▶ **SUPPLIED INFORMATION**:
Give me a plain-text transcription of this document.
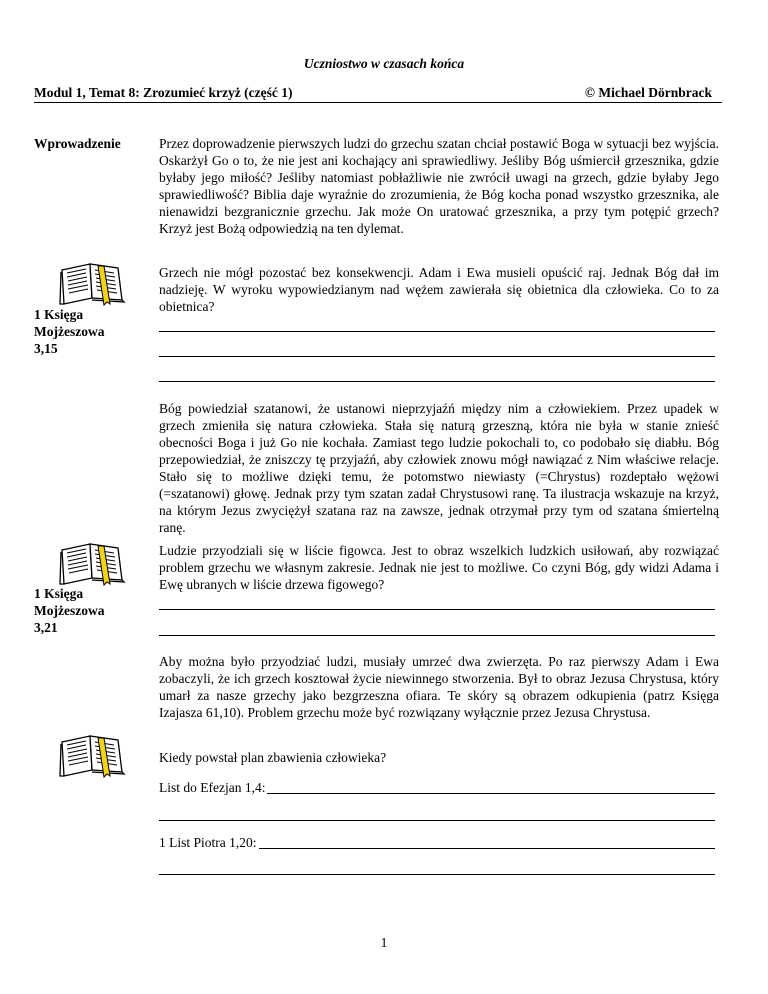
Uczniostwo w czasach końca
Modul 1, Temat 8: Zrozumieć krzyż (część 1)	© Michael Dörnbrack
Wprowadzenie	Przez doprowadzenie pierwszych ludzi do grzechu szatan chciał postawić Boga w sytuacji bez wyjścia. Oskarżył Go o to, że nie jest ani kochający ani sprawiedliwy. Jeśliby Bóg uśmiercił grzesznika, gdzie byłaby jego miłość? Jeśliby natomiast pobłażliwie nie zwrócił uwagi na grzech, gdzie byłaby Jego sprawiedliwość? Biblia daje wyraźnie do zrozumienia, że Bóg kocha ponad wszystko grzesznika, ale nienawidzi bezgranicznie grzechu. Jak może On uratować grzesznika, a przy tym potępić grzech? Krzyż jest Bożą odpowiedzią na ten dylemat.

1 Księga
Mojżeszowa
3,15

Grzech nie mógł pozostać bez konsekwencji. Adam i Ewa musieli opuścić raj. Jednak Bóg dał im nadzieję. W wyroku wypowiedzianym nad wężem zawierała się obietnica dla człowieka. Co to za obietnica?

Bóg powiedział szatanowi, że ustanowi nieprzyjaźń między nim a człowiekiem. Przez upadek w grzech zmieniła się natura człowieka. Stała się naturą grzeszną, która nie była w stanie znieść obecności Boga i już Go nie kochała. Zamiast tego ludzie pokochali to, co podobało się diabłu. Bóg przepowiedział, że zniszczy tę przyjaźń, aby człowiek znowu mógł nawiązać z Nim właściwe relacje. Stało się to możliwe dzięki temu, że potomstwo niewiasty (=Chrystus) rozdeptało wężowi (=szatanowi) głowę. Jednak przy tym szatan zadał Chrystusowi ranę. Ta ilustracja wskazuje na krzyż, na którym Jezus zwyciężył szatana raz na zawsze, jednak otrzymał przy tym od szatana śmiertelną ranę.

1 Księga
Mojżeszowa
3,21

Ludzie przyodziali się w liście figowca. Jest to obraz wszelkich ludzkich usiłowań, aby rozwiązać problem grzechu we własnym zakresie. Jednak nie jest to możliwe. Co czyni Bóg, gdy widzi Adama i Ewę ubranych w liście drzewa figowego?

Aby można było przyodziać ludzi, musiały umrzeć dwa zwierzęta. Po raz pierwszy Adam i Ewa zobaczyli, że ich grzech kosztował życie niewinnego stworzenia. Był to obraz Jezusa Chrystusa, który umarł za nasze grzechy jako bezgrzeszna ofiara. Te skóry są obrazem odkupienia (patrz Księga Izajasza 61,10). Problem grzechu może być rozwiązany wyłącznie przez Jezusa Chrystusa.

Kiedy powstał plan zbawienia człowieka?

List do Efezjan 1,4:
1 List Piotra 1,20:
1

▶ **TASK INSTRUCTIONS**: Return every line in the listing that contains the word "człowieka".

▶ **RESPONSE FOR THIS EXERCISE**:
Grzech nie mógł pozostać bez konsekwencji. Adam i Ewa musieli opuścić raj. Jednak Bóg dał im nadzieję. W wyroku wypowiedzianym nad wężem zawierała się obietnica dla człowieka. Co to za obietnica?
Bóg powiedział szatanowi, że ustanowi nieprzyjaźń między nim a człowiekiem. Przez upadek w grzech zmieniła się natura człowieka. Stała się naturą grzeszną, która nie była w stanie znieść obecności Boga i już Go nie kochała. Zamiast tego ludzie pokochali to, co podobało się diabłu. Bóg przepowiedział, że zniszczy tę przyjaźń, aby człowiek znowu mógł nawiązać z Nim właściwe relacje. Stało się to możliwe dzięki temu, że potomstwo niewiasty (=Chrystus) rozdeptało wężowi (=szatanowi) głowę. Jednak przy tym szatan zadał Chrystusowi ranę. Ta ilustracja wskazuje na krzyż, na którym Jezus zwyciężył szatana raz na zawsze, jednak otrzymał przy tym od szatana śmiertelną ranę.
Kiedy powstał plan zbawienia człowieka?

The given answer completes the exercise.